### Exercise:
Repeat all entries word for word; skip images.

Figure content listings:
Segment Open

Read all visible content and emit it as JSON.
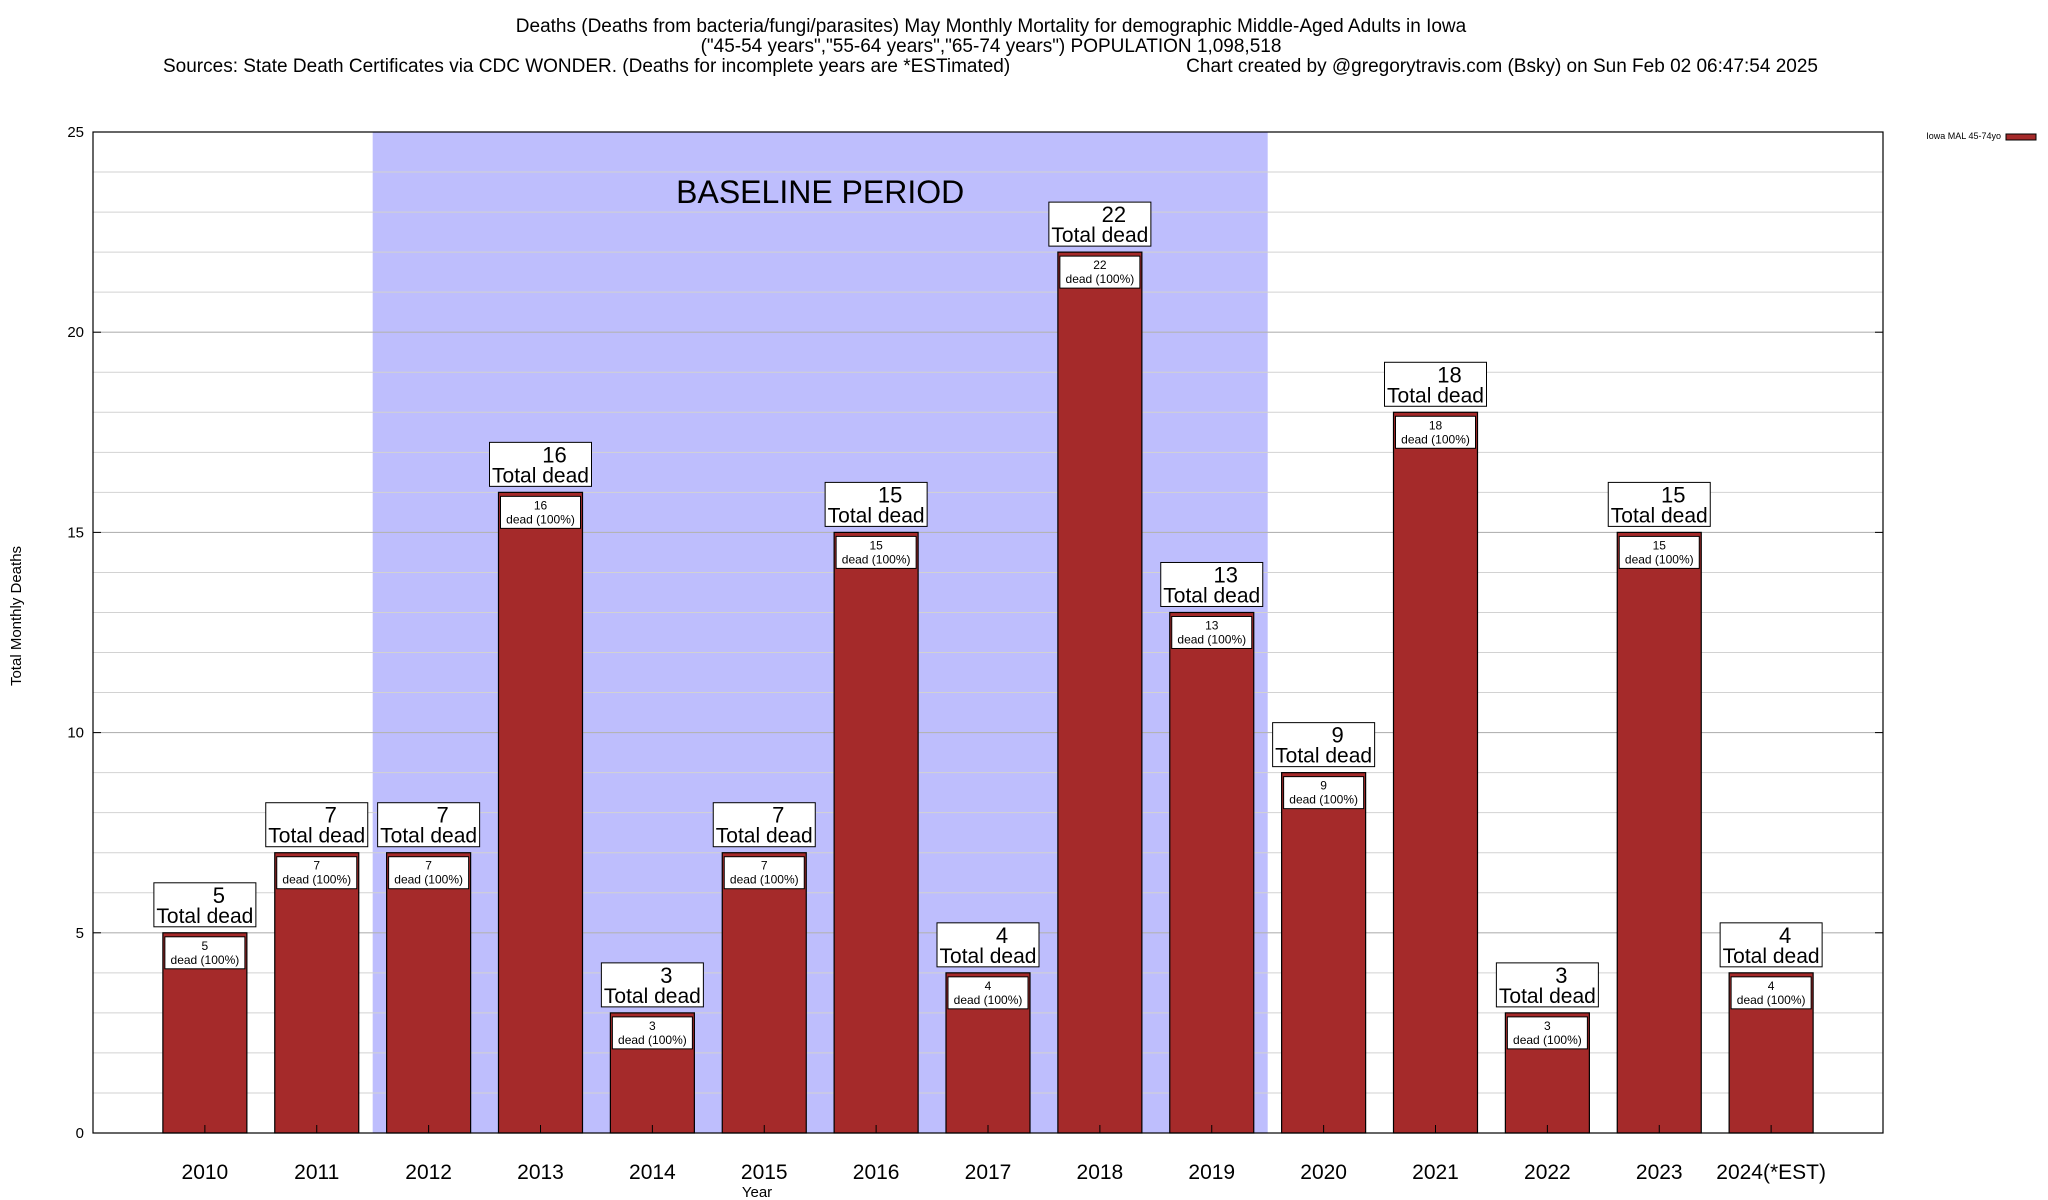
{
  "chart_data": {
    "type": "bar",
    "title_lines": [
      "Deaths (Deaths from bacteria/fungi/parasites) May Monthly Mortality for demographic Middle-Aged Adults in Iowa",
      "(\"45-54 years\",\"55-64 years\",\"65-74 years\") POPULATION 1,098,518"
    ],
    "sources": "Sources: State Death Certificates via CDC WONDER. (Deaths for incomplete years are *ESTimated)",
    "credit": "Chart created by @gregorytravis.com (Bsky) on Sun Feb 02 06:47:54 2025",
    "xlabel": "Year",
    "ylabel": "Total Monthly Deaths",
    "ylim": [
      0,
      25
    ],
    "yticks": [
      0,
      5,
      10,
      15,
      20,
      25
    ],
    "grid": true,
    "legend": {
      "label": "Iowa MAL 45-74yo",
      "placement": "top-right"
    },
    "baseline": {
      "label": "BASELINE PERIOD",
      "from_category": "2012",
      "to_category": "2019"
    },
    "categories": [
      "2010",
      "2011",
      "2012",
      "2013",
      "2014",
      "2015",
      "2016",
      "2017",
      "2018",
      "2019",
      "2020",
      "2021",
      "2022",
      "2023",
      "2024(*EST)"
    ],
    "values": [
      5,
      7,
      7,
      16,
      3,
      7,
      15,
      4,
      22,
      13,
      9,
      18,
      3,
      15,
      4
    ],
    "total_label": "Total dead",
    "bar_labels": [
      "5",
      "7",
      "7",
      "16",
      "3",
      "7",
      "15",
      "4",
      "22",
      "13",
      "9",
      "18",
      "3",
      "15",
      "4"
    ],
    "inner_label": "dead (100%)",
    "colors": {
      "bar": "#a52a2a",
      "baseline": "#bebefd",
      "grid": "#c8c8c8"
    }
  }
}
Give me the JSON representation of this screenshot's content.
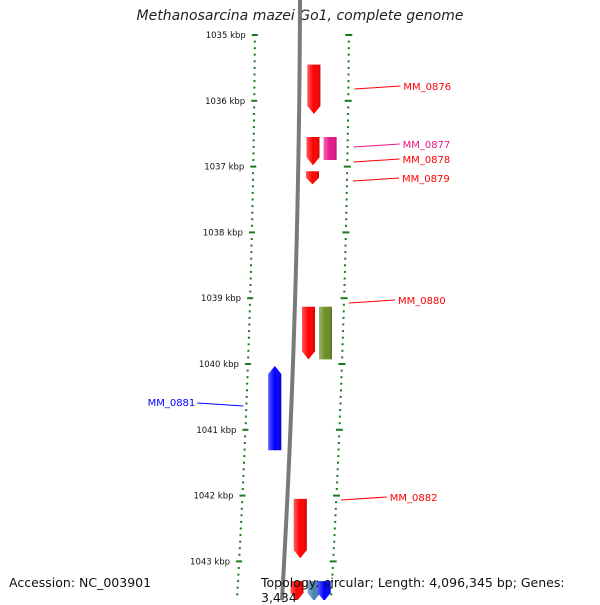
{
  "title": "Methanosarcina mazei Go1, complete genome",
  "footer": {
    "accession": "Accession: NC_003901",
    "summary": "Topology: circular; Length: 4,096,345 bp; Genes: 3,434"
  },
  "axis": {
    "start_kbp": 1035,
    "end_kbp": 1043.6,
    "tick_labels": [
      "1035 kbp",
      "1036 kbp",
      "1037 kbp",
      "1038 kbp",
      "1039 kbp",
      "1040 kbp",
      "1041 kbp",
      "1042 kbp",
      "1043 kbp"
    ]
  },
  "colors": {
    "backbone": "#7a7a7a",
    "ticks": "#1a7a1a",
    "red_gene": "#ff0000",
    "magenta_gene": "#e8158c",
    "olive_gene": "#6b8e23",
    "blue_gene": "#0000ff",
    "light_blue_gene": "#4682b4"
  },
  "genes": [
    {
      "label": "MM_0876",
      "start_kbp": 1035.45,
      "end_kbp": 1036.2,
      "track": 1,
      "color": "#ff0000",
      "side": "right"
    },
    {
      "label": "MM_0877",
      "start_kbp": 1036.55,
      "end_kbp": 1036.9,
      "track": 2,
      "color": "#e8158c",
      "side": "right"
    },
    {
      "label": "MM_0878",
      "start_kbp": 1036.55,
      "end_kbp": 1036.98,
      "track": 1,
      "color": "#ff0000",
      "side": "right"
    },
    {
      "label": "MM_0879",
      "start_kbp": 1037.07,
      "end_kbp": 1037.27,
      "track": 1,
      "color": "#ff0000",
      "side": "right"
    },
    {
      "label": "MM_0880",
      "start_kbp": 1039.13,
      "end_kbp": 1039.93,
      "track": 1,
      "color": "#ff0000",
      "side": "right"
    },
    {
      "label": "",
      "start_kbp": 1039.13,
      "end_kbp": 1039.93,
      "track": 2,
      "color": "#6b8e23",
      "side": "none"
    },
    {
      "label": "MM_0881",
      "start_kbp": 1040.03,
      "end_kbp": 1041.31,
      "track": -1,
      "color": "#0000ff",
      "side": "left"
    },
    {
      "label": "MM_0882",
      "start_kbp": 1042.05,
      "end_kbp": 1042.95,
      "track": 1,
      "color": "#ff0000",
      "side": "right"
    },
    {
      "label": "",
      "start_kbp": 1043.3,
      "end_kbp": 1043.6,
      "track": 1,
      "color": "#ff0000",
      "side": "none"
    },
    {
      "label": "",
      "start_kbp": 1043.3,
      "end_kbp": 1043.6,
      "track": 2,
      "color": "#4682b4",
      "side": "none"
    },
    {
      "label": "",
      "start_kbp": 1043.3,
      "end_kbp": 1043.6,
      "track": 2.6,
      "color": "#0000ff",
      "side": "none"
    }
  ]
}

Segment Closed

### Problem solution:
Read all visible content and emit it as JSON.
{
  "chart_data": {
    "type": "bar",
    "title_lines": [
      "Deaths (Deaths from bacteria/fungi/parasites) May Monthly Mortality for demographic Middle-Aged Adults in Iowa",
      "(\"45-54 years\",\"55-64 years\",\"65-74 years\") POPULATION 1,098,518"
    ],
    "sources": "Sources: State Death Certificates via CDC WONDER. (Deaths for incomplete years are *ESTimated)",
    "credit": "Chart created by @gregorytravis.com (Bsky) on Sun Feb 02 06:47:54 2025",
    "xlabel": "Year",
    "ylabel": "Total Monthly Deaths",
    "ylim": [
      0,
      25
    ],
    "yticks": [
      0,
      5,
      10,
      15,
      20,
      25
    ],
    "grid": true,
    "legend": {
      "label": "Iowa MAL 45-74yo",
      "placement": "top-right"
    },
    "baseline": {
      "label": "BASELINE PERIOD",
      "from_category": "2012",
      "to_category": "2019"
    },
    "categories": [
      "2010",
      "2011",
      "2012",
      "2013",
      "2014",
      "2015",
      "2016",
      "2017",
      "2018",
      "2019",
      "2020",
      "2021",
      "2022",
      "2023",
      "2024(*EST)"
    ],
    "values": [
      5,
      7,
      7,
      16,
      3,
      7,
      15,
      4,
      22,
      13,
      9,
      18,
      3,
      15,
      4
    ],
    "total_label": "Total dead",
    "bar_labels": [
      "5",
      "7",
      "7",
      "16",
      "3",
      "7",
      "15",
      "4",
      "22",
      "13",
      "9",
      "18",
      "3",
      "15",
      "4"
    ],
    "inner_label": "dead (100%)",
    "colors": {
      "bar": "#a52a2a",
      "baseline": "#bebefd",
      "grid": "#c8c8c8"
    }
  }
}
Give me the JSON representation of this screenshot's content.
{
  "title": "Methanosarcina mazei Go1, complete genome",
  "footer": {
    "accession": "Accession: NC_003901",
    "summary": "Topology: circular; Length: 4,096,345 bp; Genes: 3,434"
  },
  "axis": {
    "start_kbp": 1035,
    "end_kbp": 1043.6,
    "tick_labels": [
      "1035 kbp",
      "1036 kbp",
      "1037 kbp",
      "1038 kbp",
      "1039 kbp",
      "1040 kbp",
      "1041 kbp",
      "1042 kbp",
      "1043 kbp"
    ]
  },
  "colors": {
    "backbone": "#7a7a7a",
    "ticks": "#1a7a1a",
    "red_gene": "#ff0000",
    "magenta_gene": "#e8158c",
    "olive_gene": "#6b8e23",
    "blue_gene": "#0000ff",
    "light_blue_gene": "#4682b4"
  },
  "genes": [
    {
      "label": "MM_0876",
      "start_kbp": 1035.45,
      "end_kbp": 1036.2,
      "track": 1,
      "color": "#ff0000",
      "side": "right"
    },
    {
      "label": "MM_0877",
      "start_kbp": 1036.55,
      "end_kbp": 1036.9,
      "track": 2,
      "color": "#e8158c",
      "side": "right"
    },
    {
      "label": "MM_0878",
      "start_kbp": 1036.55,
      "end_kbp": 1036.98,
      "track": 1,
      "color": "#ff0000",
      "side": "right"
    },
    {
      "label": "MM_0879",
      "start_kbp": 1037.07,
      "end_kbp": 1037.27,
      "track": 1,
      "color": "#ff0000",
      "side": "right"
    },
    {
      "label": "MM_0880",
      "start_kbp": 1039.13,
      "end_kbp": 1039.93,
      "track": 1,
      "color": "#ff0000",
      "side": "right"
    },
    {
      "label": "",
      "start_kbp": 1039.13,
      "end_kbp": 1039.93,
      "track": 2,
      "color": "#6b8e23",
      "side": "none"
    },
    {
      "label": "MM_0881",
      "start_kbp": 1040.03,
      "end_kbp": 1041.31,
      "track": -1,
      "color": "#0000ff",
      "side": "left"
    },
    {
      "label": "MM_0882",
      "start_kbp": 1042.05,
      "end_kbp": 1042.95,
      "track": 1,
      "color": "#ff0000",
      "side": "right"
    },
    {
      "label": "",
      "start_kbp": 1043.3,
      "end_kbp": 1043.6,
      "track": 1,
      "color": "#ff0000",
      "side": "none"
    },
    {
      "label": "",
      "start_kbp": 1043.3,
      "end_kbp": 1043.6,
      "track": 2,
      "color": "#4682b4",
      "side": "none"
    },
    {
      "label": "",
      "start_kbp": 1043.3,
      "end_kbp": 1043.6,
      "track": 2.6,
      "color": "#0000ff",
      "side": "none"
    }
  ]
}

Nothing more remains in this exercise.